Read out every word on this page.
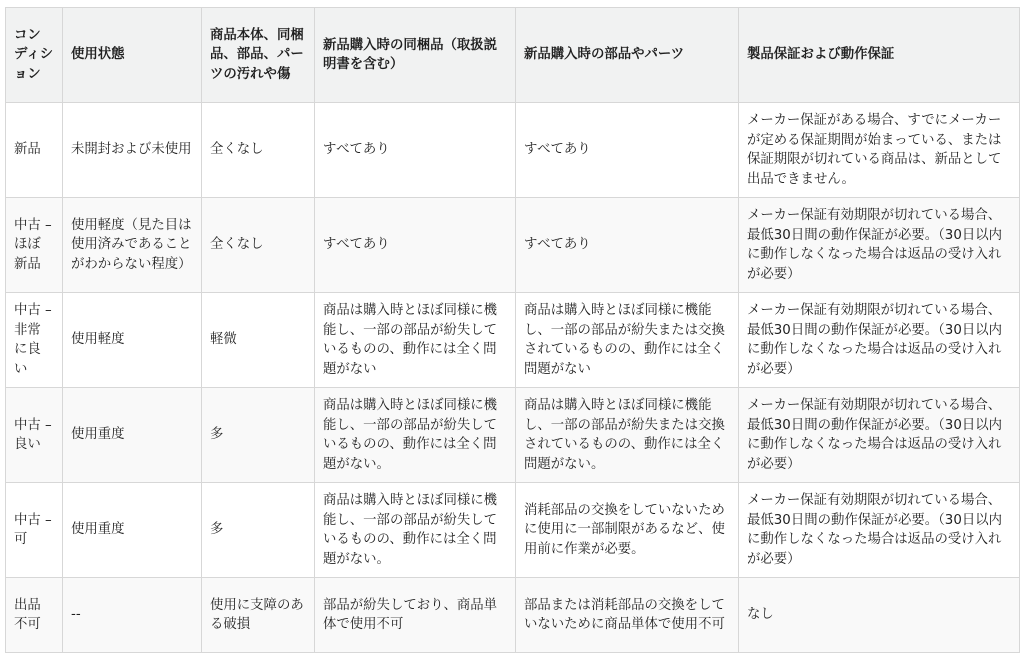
コンディション	使用状態	商品本体、同梱品、部品、パーツの汚れや傷	新品購入時の同梱品（取扱説明書を含む）	新品購入時の部品やパーツ	製品保証および動作保証
新品	未開封および未使用	全くなし	すべてあり	すべてあり	メーカー保証がある場合、すでにメーカーが定める保証期間が始まっている、または保証期限が切れている商品は、新品として出品できません。
中古 – ほぼ新品	使用軽度（見た目は使用済みであることがわからない程度）	全くなし	すべてあり	すべてあり	メーカー保証有効期限が切れている場合、最低30日間の動作保証が必要。（30日以内に動作しなくなった場合は返品の受け入れが必要）
中古 – 非常に良い	使用軽度	軽微	商品は購入時とほぼ同様に機能し、一部の部品が紛失しているものの、動作には全く問題がない	商品は購入時とほぼ同様に機能し、一部の部品が紛失または交換されているものの、動作には全く問題がない	メーカー保証有効期限が切れている場合、最低30日間の動作保証が必要。（30日以内に動作しなくなった場合は返品の受け入れが必要）
中古 – 良い	使用重度	多	商品は購入時とほぼ同様に機能し、一部の部品が紛失しているものの、動作には全く問題がない。	商品は購入時とほぼ同様に機能し、一部の部品が紛失または交換されているものの、動作には全く問題がない。	メーカー保証有効期限が切れている場合、最低30日間の動作保証が必要。（30日以内に動作しなくなった場合は返品の受け入れが必要）
中古 – 可	使用重度	多	商品は購入時とほぼ同様に機能し、一部の部品が紛失しているものの、動作には全く問題がない。	消耗部品の交換をしていないために使用に一部制限があるなど、使用前に作業が必要。	メーカー保証有効期限が切れている場合、最低30日間の動作保証が必要。（30日以内に動作しなくなった場合は返品の受け入れが必要）
出品不可	--	使用に支障のある破損	部品が紛失しており、商品単体で使用不可	部品または消耗部品の交換をしていないために商品単体で使用不可	なし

Stated exercise:
Leave the pictures out, and transcribe each of the records exactly.

Exercise answer:
Read out every word on this page.
コンディション	使用状態	商品本体、同梱品、部品、パーツの汚れや傷	新品購入時の同梱品（取扱説明書を含む）	新品購入時の部品やパーツ	製品保証および動作保証
新品	未開封および未使用	全くなし	すべてあり	すべてあり	メーカー保証がある場合、すでにメーカーが定める保証期間が始まっている、または保証期限が切れている商品は、新品として出品できません。
中古 – ほぼ新品	使用軽度（見た目は使用済みであることがわからない程度）	全くなし	すべてあり	すべてあり	メーカー保証有効期限が切れている場合、最低30日間の動作保証が必要。（30日以内に動作しなくなった場合は返品の受け入れが必要）
中古 – 非常に良い	使用軽度	軽微	商品は購入時とほぼ同様に機能し、一部の部品が紛失しているものの、動作には全く問題がない	商品は購入時とほぼ同様に機能し、一部の部品が紛失または交換されているものの、動作には全く問題がない	メーカー保証有効期限が切れている場合、最低30日間の動作保証が必要。（30日以内に動作しなくなった場合は返品の受け入れが必要）
中古 – 良い	使用重度	多	商品は購入時とほぼ同様に機能し、一部の部品が紛失しているものの、動作には全く問題がない。	商品は購入時とほぼ同様に機能し、一部の部品が紛失または交換されているものの、動作には全く問題がない。	メーカー保証有効期限が切れている場合、最低30日間の動作保証が必要。（30日以内に動作しなくなった場合は返品の受け入れが必要）
中古 – 可	使用重度	多	商品は購入時とほぼ同様に機能し、一部の部品が紛失しているものの、動作には全く問題がない。	消耗部品の交換をしていないために使用に一部制限があるなど、使用前に作業が必要。	メーカー保証有効期限が切れている場合、最低30日間の動作保証が必要。（30日以内に動作しなくなった場合は返品の受け入れが必要）
出品不可	--	使用に支障のある破損	部品が紛失しており、商品単体で使用不可	部品または消耗部品の交換をしていないために商品単体で使用不可	なし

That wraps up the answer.